Task description: Transcribe the data in full and exactly, omitting any pictures.

Given records:
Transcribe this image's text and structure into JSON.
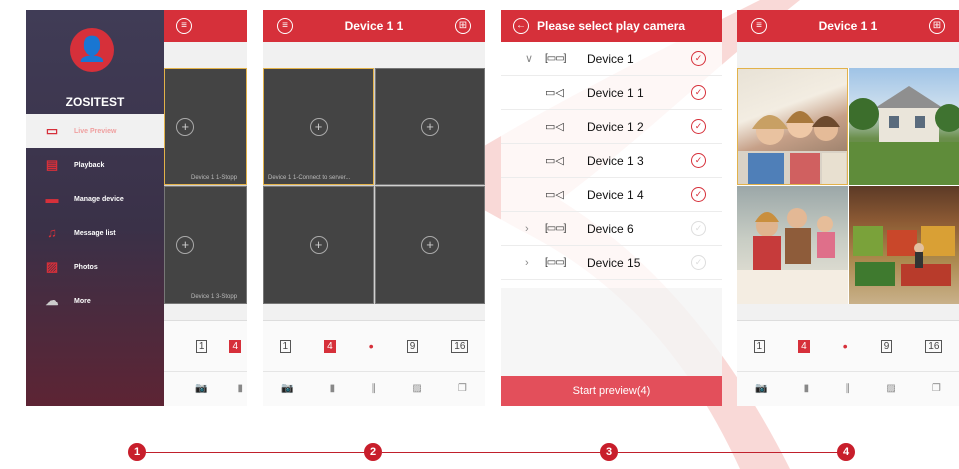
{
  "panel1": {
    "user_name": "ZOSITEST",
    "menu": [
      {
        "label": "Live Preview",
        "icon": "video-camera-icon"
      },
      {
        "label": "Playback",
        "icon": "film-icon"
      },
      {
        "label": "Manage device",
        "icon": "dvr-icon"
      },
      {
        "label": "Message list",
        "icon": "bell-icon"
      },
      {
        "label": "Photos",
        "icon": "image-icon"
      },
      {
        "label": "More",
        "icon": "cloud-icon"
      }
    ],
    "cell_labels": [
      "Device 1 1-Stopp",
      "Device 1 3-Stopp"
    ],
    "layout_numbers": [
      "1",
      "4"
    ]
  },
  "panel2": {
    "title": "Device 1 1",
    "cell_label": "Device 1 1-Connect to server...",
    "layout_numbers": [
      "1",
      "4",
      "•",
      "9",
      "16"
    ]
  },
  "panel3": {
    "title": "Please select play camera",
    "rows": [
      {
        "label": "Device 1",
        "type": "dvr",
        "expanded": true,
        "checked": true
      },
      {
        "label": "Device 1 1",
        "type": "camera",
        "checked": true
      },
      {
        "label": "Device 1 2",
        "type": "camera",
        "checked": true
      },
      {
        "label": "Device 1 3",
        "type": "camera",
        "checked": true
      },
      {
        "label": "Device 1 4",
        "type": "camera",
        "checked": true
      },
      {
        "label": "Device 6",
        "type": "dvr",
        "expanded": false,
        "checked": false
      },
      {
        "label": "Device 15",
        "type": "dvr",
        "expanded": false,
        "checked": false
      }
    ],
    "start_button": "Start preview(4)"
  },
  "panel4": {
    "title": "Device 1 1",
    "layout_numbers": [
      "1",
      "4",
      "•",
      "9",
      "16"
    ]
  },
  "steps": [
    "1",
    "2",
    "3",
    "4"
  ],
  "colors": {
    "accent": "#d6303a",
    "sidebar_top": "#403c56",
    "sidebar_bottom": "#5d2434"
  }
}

Solution to this problem:
Transcribe this image's text and structure into JSON.
{
  "panel1": {
    "user_name": "ZOSITEST",
    "menu": [
      {
        "label": "Live Preview",
        "icon": "video-camera-icon"
      },
      {
        "label": "Playback",
        "icon": "film-icon"
      },
      {
        "label": "Manage device",
        "icon": "dvr-icon"
      },
      {
        "label": "Message list",
        "icon": "bell-icon"
      },
      {
        "label": "Photos",
        "icon": "image-icon"
      },
      {
        "label": "More",
        "icon": "cloud-icon"
      }
    ],
    "cell_labels": [
      "Device 1 1-Stopp",
      "Device 1 3-Stopp"
    ],
    "layout_numbers": [
      "1",
      "4"
    ]
  },
  "panel2": {
    "title": "Device 1 1",
    "cell_label": "Device 1 1-Connect to server...",
    "layout_numbers": [
      "1",
      "4",
      "•",
      "9",
      "16"
    ]
  },
  "panel3": {
    "title": "Please select play camera",
    "rows": [
      {
        "label": "Device 1",
        "type": "dvr",
        "expanded": true,
        "checked": true
      },
      {
        "label": "Device 1 1",
        "type": "camera",
        "checked": true
      },
      {
        "label": "Device 1 2",
        "type": "camera",
        "checked": true
      },
      {
        "label": "Device 1 3",
        "type": "camera",
        "checked": true
      },
      {
        "label": "Device 1 4",
        "type": "camera",
        "checked": true
      },
      {
        "label": "Device 6",
        "type": "dvr",
        "expanded": false,
        "checked": false
      },
      {
        "label": "Device 15",
        "type": "dvr",
        "expanded": false,
        "checked": false
      }
    ],
    "start_button": "Start preview(4)"
  },
  "panel4": {
    "title": "Device 1 1",
    "layout_numbers": [
      "1",
      "4",
      "•",
      "9",
      "16"
    ]
  },
  "steps": [
    "1",
    "2",
    "3",
    "4"
  ],
  "colors": {
    "accent": "#d6303a",
    "sidebar_top": "#403c56",
    "sidebar_bottom": "#5d2434"
  }
}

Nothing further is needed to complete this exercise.